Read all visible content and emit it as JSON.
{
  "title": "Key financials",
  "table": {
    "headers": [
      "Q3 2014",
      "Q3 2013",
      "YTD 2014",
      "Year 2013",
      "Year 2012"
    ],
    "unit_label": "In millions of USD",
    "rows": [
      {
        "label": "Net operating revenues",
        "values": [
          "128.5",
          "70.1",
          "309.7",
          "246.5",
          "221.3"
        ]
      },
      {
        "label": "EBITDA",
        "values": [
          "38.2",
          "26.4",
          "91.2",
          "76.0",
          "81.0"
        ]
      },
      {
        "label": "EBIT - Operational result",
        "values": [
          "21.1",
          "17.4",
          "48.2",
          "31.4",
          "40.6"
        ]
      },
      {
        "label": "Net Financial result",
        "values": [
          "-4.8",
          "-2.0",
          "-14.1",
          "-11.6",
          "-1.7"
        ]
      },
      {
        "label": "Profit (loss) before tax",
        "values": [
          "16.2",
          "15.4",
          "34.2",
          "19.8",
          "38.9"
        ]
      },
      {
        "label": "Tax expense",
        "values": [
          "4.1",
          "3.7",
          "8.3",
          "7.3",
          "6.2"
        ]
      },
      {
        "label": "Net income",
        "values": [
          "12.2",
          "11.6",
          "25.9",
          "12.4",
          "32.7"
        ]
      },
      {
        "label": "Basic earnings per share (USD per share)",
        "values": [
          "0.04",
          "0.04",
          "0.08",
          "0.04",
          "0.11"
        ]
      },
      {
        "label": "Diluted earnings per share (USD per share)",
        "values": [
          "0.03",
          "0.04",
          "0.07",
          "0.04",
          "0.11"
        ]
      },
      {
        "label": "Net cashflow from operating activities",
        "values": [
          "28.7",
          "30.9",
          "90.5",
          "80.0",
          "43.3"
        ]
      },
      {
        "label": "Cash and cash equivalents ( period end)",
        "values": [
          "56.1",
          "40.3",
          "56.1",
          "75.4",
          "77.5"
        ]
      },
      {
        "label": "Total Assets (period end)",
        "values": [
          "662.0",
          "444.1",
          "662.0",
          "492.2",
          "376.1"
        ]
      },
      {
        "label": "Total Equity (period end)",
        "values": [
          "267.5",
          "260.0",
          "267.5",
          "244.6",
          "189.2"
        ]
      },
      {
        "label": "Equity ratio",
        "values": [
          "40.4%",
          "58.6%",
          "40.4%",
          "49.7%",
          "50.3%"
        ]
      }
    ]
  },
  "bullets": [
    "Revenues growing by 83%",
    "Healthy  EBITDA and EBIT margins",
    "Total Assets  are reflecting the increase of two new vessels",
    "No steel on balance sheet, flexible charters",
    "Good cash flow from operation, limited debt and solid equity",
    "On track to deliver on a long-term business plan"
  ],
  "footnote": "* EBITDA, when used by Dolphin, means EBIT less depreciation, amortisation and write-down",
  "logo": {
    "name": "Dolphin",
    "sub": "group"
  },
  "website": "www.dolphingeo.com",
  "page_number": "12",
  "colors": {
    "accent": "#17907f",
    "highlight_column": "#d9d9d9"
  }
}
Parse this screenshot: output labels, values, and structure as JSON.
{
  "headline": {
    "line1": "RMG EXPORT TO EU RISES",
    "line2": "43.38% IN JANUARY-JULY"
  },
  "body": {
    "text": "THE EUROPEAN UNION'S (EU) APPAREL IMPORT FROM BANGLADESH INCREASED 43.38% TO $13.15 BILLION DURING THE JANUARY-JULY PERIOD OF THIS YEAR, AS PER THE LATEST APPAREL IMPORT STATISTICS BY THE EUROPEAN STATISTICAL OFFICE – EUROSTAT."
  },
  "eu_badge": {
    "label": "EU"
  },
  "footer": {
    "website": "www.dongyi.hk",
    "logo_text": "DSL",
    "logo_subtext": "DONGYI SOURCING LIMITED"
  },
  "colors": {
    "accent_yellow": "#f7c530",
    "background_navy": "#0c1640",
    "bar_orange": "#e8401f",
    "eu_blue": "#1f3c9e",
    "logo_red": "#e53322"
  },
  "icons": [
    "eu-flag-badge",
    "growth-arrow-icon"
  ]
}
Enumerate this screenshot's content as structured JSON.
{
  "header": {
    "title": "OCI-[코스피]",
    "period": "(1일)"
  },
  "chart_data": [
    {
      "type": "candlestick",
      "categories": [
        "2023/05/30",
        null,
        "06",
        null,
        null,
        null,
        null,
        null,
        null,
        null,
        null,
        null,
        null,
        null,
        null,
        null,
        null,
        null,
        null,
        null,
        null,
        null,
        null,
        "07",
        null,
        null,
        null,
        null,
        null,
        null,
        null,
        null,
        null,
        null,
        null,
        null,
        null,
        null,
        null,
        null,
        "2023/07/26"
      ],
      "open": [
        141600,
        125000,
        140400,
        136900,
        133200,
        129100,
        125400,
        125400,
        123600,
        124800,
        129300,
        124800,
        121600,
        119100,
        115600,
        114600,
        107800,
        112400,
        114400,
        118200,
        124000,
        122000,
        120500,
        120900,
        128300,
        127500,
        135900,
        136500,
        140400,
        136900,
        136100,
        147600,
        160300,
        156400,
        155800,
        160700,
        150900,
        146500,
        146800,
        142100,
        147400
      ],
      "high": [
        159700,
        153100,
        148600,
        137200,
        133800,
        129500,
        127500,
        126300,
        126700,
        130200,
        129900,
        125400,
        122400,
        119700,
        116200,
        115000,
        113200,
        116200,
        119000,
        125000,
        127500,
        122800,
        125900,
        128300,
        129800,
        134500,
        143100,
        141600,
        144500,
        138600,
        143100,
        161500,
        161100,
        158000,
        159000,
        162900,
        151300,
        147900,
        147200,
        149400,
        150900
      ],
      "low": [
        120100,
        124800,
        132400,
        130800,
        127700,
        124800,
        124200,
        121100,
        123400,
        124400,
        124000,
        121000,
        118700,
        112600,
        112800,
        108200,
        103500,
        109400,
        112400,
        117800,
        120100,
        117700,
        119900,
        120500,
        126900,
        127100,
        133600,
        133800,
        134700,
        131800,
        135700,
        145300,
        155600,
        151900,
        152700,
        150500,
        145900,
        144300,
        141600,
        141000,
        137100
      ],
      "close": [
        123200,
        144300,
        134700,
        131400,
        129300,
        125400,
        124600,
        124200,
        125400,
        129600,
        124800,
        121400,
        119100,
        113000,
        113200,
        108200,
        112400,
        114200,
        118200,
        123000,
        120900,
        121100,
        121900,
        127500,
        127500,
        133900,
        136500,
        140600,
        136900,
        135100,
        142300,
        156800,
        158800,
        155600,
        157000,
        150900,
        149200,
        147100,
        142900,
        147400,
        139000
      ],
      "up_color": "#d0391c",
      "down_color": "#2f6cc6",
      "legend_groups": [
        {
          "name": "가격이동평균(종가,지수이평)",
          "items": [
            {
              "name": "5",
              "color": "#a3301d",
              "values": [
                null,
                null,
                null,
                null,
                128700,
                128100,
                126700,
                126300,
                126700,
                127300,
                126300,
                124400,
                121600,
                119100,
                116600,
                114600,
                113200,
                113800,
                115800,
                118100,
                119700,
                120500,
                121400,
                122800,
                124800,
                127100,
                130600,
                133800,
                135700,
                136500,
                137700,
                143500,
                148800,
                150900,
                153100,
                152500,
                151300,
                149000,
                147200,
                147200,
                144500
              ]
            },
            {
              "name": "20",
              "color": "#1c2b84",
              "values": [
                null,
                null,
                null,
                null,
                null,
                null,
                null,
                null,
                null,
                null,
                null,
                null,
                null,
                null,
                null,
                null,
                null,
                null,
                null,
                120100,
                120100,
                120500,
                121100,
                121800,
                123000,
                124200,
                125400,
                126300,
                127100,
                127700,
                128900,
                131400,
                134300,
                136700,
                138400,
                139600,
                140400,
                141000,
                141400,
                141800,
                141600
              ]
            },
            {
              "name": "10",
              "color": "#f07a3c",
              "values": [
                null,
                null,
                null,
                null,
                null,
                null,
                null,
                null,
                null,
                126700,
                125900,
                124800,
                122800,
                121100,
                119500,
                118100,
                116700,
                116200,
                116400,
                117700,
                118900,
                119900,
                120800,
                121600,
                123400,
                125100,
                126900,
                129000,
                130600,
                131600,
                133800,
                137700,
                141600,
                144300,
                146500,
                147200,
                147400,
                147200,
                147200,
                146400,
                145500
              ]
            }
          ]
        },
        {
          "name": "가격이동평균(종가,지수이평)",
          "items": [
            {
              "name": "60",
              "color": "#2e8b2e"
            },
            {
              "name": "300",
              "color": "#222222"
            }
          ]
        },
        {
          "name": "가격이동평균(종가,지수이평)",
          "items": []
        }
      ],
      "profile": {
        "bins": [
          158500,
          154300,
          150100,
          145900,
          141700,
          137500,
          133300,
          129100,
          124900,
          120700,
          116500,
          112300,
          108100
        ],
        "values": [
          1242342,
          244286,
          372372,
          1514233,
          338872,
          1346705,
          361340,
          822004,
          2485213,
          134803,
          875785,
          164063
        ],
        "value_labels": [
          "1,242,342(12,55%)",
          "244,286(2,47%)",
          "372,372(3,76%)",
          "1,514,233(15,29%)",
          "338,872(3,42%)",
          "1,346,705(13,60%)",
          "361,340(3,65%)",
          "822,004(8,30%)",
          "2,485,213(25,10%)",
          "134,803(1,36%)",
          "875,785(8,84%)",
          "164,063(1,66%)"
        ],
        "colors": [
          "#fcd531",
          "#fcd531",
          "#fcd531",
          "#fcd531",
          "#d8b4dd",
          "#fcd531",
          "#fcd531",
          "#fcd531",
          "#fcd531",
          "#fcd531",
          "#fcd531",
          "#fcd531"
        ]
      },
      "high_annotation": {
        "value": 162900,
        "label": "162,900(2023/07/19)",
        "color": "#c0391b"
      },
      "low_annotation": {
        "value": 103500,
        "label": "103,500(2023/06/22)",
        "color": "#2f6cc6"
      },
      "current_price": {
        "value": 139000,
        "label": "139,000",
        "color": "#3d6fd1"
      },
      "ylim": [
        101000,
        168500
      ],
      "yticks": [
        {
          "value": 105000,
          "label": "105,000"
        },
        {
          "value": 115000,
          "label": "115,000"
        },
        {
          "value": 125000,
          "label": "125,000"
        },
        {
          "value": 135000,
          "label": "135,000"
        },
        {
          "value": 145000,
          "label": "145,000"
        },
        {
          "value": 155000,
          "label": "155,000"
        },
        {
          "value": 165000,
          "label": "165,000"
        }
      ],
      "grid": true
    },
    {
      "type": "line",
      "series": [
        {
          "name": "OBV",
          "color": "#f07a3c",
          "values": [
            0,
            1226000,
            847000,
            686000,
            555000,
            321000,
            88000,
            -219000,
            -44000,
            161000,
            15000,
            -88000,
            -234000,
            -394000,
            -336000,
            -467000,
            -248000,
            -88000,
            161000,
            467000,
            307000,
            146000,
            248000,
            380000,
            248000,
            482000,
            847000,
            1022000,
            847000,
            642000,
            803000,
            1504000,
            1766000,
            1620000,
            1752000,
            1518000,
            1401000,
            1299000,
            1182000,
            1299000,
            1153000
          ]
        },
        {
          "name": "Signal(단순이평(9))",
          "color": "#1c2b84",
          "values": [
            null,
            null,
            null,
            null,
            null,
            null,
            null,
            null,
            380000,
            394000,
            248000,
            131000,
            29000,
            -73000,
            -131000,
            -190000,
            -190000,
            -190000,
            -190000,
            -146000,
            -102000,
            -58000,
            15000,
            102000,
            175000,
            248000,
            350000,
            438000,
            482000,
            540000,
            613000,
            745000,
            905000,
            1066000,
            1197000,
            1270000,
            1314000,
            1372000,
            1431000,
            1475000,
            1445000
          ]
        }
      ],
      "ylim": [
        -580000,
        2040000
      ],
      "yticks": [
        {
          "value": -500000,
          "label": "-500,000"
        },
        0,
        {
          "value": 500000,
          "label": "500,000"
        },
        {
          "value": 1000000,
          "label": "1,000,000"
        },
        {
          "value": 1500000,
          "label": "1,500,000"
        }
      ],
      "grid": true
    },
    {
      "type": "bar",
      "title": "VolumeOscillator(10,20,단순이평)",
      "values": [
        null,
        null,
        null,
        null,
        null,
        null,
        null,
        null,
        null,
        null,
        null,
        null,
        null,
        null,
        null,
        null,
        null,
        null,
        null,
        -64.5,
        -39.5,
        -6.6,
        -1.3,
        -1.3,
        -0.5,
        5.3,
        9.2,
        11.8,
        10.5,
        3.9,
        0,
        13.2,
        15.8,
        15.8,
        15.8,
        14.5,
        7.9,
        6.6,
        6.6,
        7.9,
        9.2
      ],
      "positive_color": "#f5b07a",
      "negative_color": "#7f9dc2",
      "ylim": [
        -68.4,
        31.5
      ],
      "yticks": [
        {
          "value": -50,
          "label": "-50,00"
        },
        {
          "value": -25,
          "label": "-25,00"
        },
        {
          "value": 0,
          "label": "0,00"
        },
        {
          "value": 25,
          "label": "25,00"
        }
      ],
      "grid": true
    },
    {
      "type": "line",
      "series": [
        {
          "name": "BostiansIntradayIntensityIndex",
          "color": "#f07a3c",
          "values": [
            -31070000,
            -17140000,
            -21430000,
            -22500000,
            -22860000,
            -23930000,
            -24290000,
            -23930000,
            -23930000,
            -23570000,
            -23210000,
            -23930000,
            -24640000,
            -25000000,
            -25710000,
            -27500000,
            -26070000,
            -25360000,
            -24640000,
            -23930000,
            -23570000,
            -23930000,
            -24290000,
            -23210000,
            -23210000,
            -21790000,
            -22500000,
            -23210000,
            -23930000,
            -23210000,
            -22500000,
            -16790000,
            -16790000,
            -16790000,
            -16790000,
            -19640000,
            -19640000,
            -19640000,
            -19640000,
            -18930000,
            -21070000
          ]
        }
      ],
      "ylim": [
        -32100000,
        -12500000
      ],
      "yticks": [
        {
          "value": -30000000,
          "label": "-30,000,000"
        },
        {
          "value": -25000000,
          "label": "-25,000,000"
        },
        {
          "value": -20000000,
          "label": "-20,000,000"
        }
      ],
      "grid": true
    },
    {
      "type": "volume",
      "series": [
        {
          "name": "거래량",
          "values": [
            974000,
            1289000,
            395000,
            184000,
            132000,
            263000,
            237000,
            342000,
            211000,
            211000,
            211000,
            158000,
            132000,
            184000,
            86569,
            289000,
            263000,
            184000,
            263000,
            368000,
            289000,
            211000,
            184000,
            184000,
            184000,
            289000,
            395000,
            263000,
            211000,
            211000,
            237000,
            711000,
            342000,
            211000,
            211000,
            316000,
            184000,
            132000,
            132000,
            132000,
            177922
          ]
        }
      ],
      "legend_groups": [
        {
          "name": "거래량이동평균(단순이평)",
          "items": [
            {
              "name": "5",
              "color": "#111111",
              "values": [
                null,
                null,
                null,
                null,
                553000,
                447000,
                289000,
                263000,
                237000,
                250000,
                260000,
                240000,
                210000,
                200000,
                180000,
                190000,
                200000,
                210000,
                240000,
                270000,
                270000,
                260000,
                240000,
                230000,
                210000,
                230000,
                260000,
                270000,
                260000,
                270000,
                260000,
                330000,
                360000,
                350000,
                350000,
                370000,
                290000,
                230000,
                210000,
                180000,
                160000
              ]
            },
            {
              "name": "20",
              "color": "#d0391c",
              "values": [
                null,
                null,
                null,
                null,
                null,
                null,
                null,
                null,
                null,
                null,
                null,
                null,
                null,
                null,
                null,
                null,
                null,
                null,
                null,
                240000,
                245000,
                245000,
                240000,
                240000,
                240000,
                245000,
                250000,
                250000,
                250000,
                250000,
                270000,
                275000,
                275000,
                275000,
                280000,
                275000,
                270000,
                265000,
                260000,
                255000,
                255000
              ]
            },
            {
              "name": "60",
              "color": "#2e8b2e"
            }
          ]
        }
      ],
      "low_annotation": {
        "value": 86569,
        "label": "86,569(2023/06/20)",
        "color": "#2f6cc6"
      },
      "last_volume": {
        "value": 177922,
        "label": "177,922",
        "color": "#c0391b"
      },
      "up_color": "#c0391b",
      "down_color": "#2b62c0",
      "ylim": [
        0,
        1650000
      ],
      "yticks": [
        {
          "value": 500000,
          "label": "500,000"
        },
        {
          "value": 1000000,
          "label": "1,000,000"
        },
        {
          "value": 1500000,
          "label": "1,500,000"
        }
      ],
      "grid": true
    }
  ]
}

--------

__Problem__.
Above is a listing; report how many of its lines include the word "JSON", giving the number only.

__Output below__.
3